%%
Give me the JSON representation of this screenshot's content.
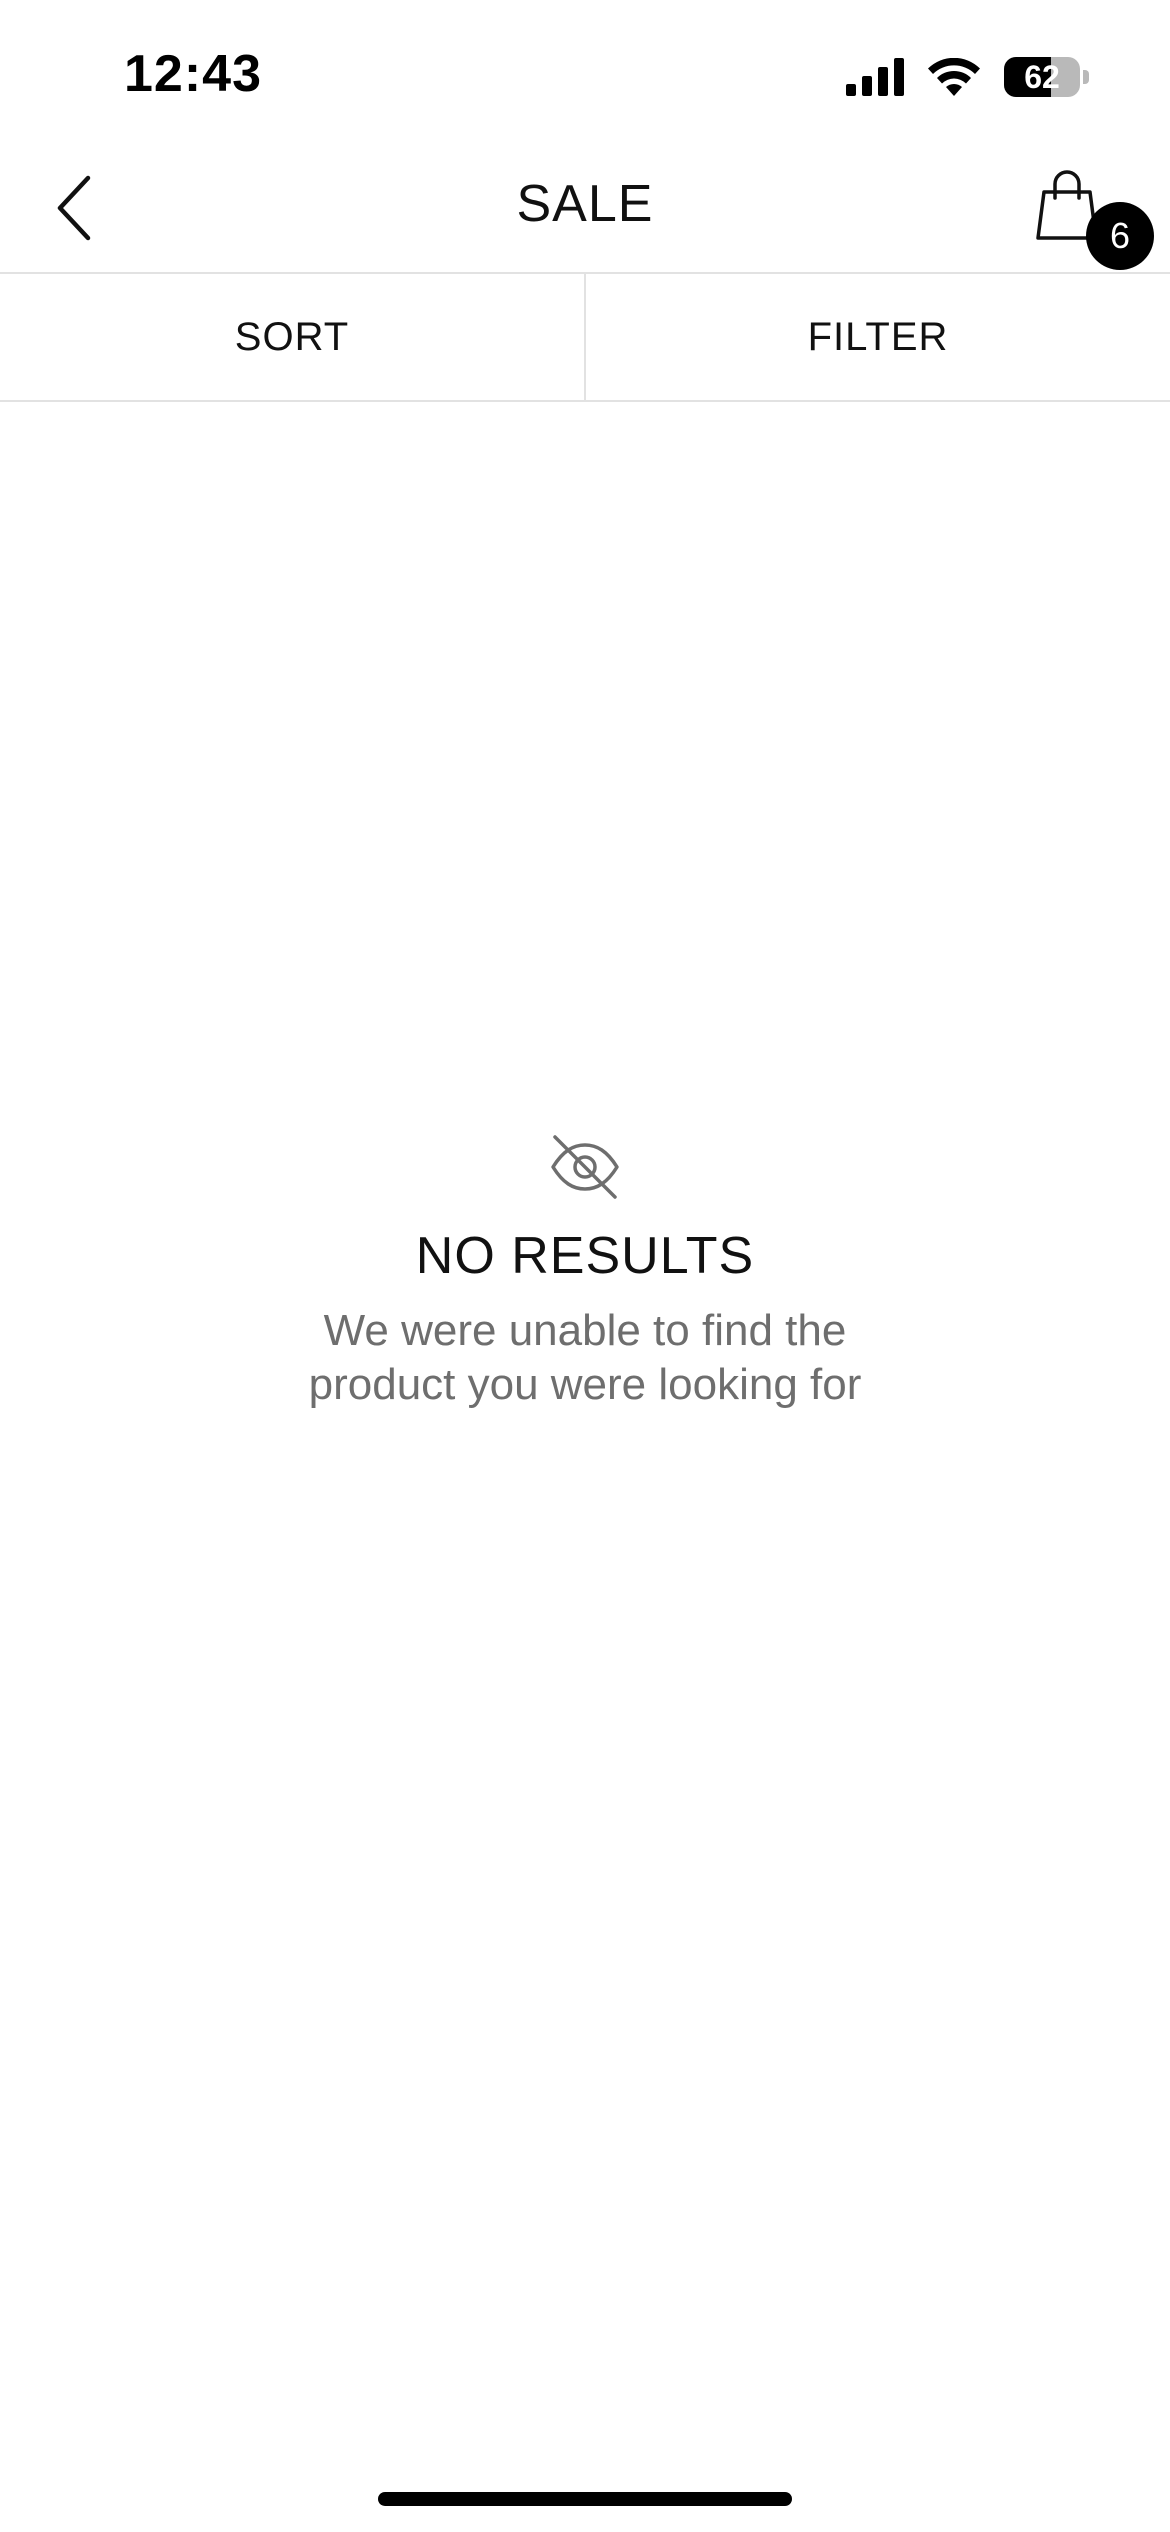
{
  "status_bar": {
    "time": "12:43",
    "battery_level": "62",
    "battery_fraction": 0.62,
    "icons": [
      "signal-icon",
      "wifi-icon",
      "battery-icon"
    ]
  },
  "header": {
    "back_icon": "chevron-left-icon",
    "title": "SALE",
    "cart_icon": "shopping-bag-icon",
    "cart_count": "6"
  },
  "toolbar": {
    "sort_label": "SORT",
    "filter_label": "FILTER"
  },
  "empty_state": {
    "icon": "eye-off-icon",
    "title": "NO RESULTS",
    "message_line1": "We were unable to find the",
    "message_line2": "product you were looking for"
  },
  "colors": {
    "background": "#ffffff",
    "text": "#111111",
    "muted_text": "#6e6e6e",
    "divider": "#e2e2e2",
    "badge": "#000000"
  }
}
%%
- [EXERCISE GOAL]
Leaving all pictures aside, quote each record exactly.

- [RESPONSE TO THIS TASK]
Give me the JSON representation of this screenshot's content.
{
  "status_bar": {
    "time": "12:43",
    "battery_level": "62",
    "battery_fraction": 0.62,
    "icons": [
      "signal-icon",
      "wifi-icon",
      "battery-icon"
    ]
  },
  "header": {
    "back_icon": "chevron-left-icon",
    "title": "SALE",
    "cart_icon": "shopping-bag-icon",
    "cart_count": "6"
  },
  "toolbar": {
    "sort_label": "SORT",
    "filter_label": "FILTER"
  },
  "empty_state": {
    "icon": "eye-off-icon",
    "title": "NO RESULTS",
    "message_line1": "We were unable to find the",
    "message_line2": "product you were looking for"
  },
  "colors": {
    "background": "#ffffff",
    "text": "#111111",
    "muted_text": "#6e6e6e",
    "divider": "#e2e2e2",
    "badge": "#000000"
  }
}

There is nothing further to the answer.